Written request
Repeat the material below word for word and leave out all pictures.

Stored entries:
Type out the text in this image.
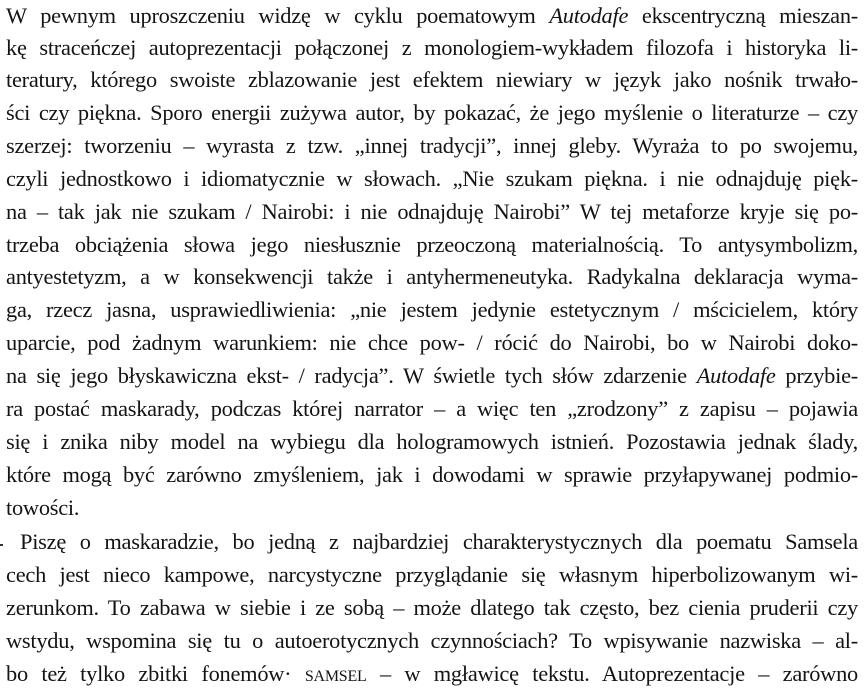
W pewnym uproszczeniu widzę w cyklu poematowym Autodafe ekscentryczną mieszan-
kę straceńczej autoprezentacji połączonej z monologiem-wykładem filozofa i historyka li-
teratury, którego swoiste zblazowanie jest efektem niewiary w język jako nośnik trwało-
ści czy piękna. Sporo energii zużywa autor, by pokazać, że jego myślenie o literaturze – czy
szerzej: tworzeniu – wyrasta z tzw. „innej tradycji”, innej gleby. Wyraża to po swojemu,
czyli jednostkowo i idiomatycznie w słowach. „Nie szukam piękna. i nie odnajduję pięk-
na – tak jak nie szukam / Nairobi: i nie odnajduję Nairobi” W tej metaforze kryje się po-
trzeba obciążenia słowa jego niesłusznie przeoczoną materialnością. To antysymbolizm,
antyestetyzm, a w konsekwencji także i antyhermeneutyka. Radykalna deklaracja wyma-
ga, rzecz jasna, usprawiedliwienia: „nie jestem jedynie estetycznym / mścicielem, który
uparcie, pod żadnym warunkiem: nie chce pow- / rócić do Nairobi, bo w Nairobi doko-
na się jego błyskawiczna ekst- / radycja”. W świetle tych słów zdarzenie Autodafe przybie-
ra postać maskarady, podczas której narrator – a więc ten „zrodzony” z zapisu – pojawia
się i znika niby model na wybiegu dla hologramowych istnień. Pozostawia jednak ślady,
które mogą być zarówno zmyśleniem, jak i dowodami w sprawie przyłapywanej podmio-
towości.
Piszę o maskaradzie, bo jedną z najbardziej charakterystycznych dla poematu Samsela
cech jest nieco kampowe, narcystyczne przyglądanie się własnym hiperbolizowanym wi-
zerunkom. To zabawa w siebie i ze sobą – może dlatego tak często, bez cienia pruderii czy
wstydu, wspomina się tu o autoerotycznych czynnościach? To wpisywanie nazwiska – al-
bo też tylko zbitki fonemów· samsel – w mgławicę tekstu. Autoprezentacje – zarówno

Solution for this problem
Type out the text in this image.
W pewnym uproszczeniu widzę w cyklu poematowym Autodafe ekscentryczną mieszan-
kę straceńczej autoprezentacji połączonej z monologiem-wykładem filozofa i historyka li-
teratury, którego swoiste zblazowanie jest efektem niewiary w język jako nośnik trwało-
ści czy piękna. Sporo energii zużywa autor, by pokazać, że jego myślenie o literaturze – czy
szerzej: tworzeniu – wyrasta z tzw. „innej tradycji”, innej gleby. Wyraża to po swojemu,
czyli jednostkowo i idiomatycznie w słowach. „Nie szukam piękna. i nie odnajduję pięk-
na – tak jak nie szukam / Nairobi: i nie odnajduję Nairobi” W tej metaforze kryje się po-
trzeba obciążenia słowa jego niesłusznie przeoczoną materialnością. To antysymbolizm,
antyestetyzm, a w konsekwencji także i antyhermeneutyka. Radykalna deklaracja wyma-
ga, rzecz jasna, usprawiedliwienia: „nie jestem jedynie estetycznym / mścicielem, który
uparcie, pod żadnym warunkiem: nie chce pow- / rócić do Nairobi, bo w Nairobi doko-
na się jego błyskawiczna ekst- / radycja”. W świetle tych słów zdarzenie Autodafe przybie-
ra postać maskarady, podczas której narrator – a więc ten „zrodzony” z zapisu – pojawia
się i znika niby model na wybiegu dla hologramowych istnień. Pozostawia jednak ślady,
które mogą być zarówno zmyśleniem, jak i dowodami w sprawie przyłapywanej podmio-
towości.
Piszę o maskaradzie, bo jedną z najbardziej charakterystycznych dla poematu Samsela
cech jest nieco kampowe, narcystyczne przyglądanie się własnym hiperbolizowanym wi-
zerunkom. To zabawa w siebie i ze sobą – może dlatego tak często, bez cienia pruderii czy
wstydu, wspomina się tu o autoerotycznych czynnościach? To wpisywanie nazwiska – al-
bo też tylko zbitki fonemów· samsel – w mgławicę tekstu. Autoprezentacje – zarówno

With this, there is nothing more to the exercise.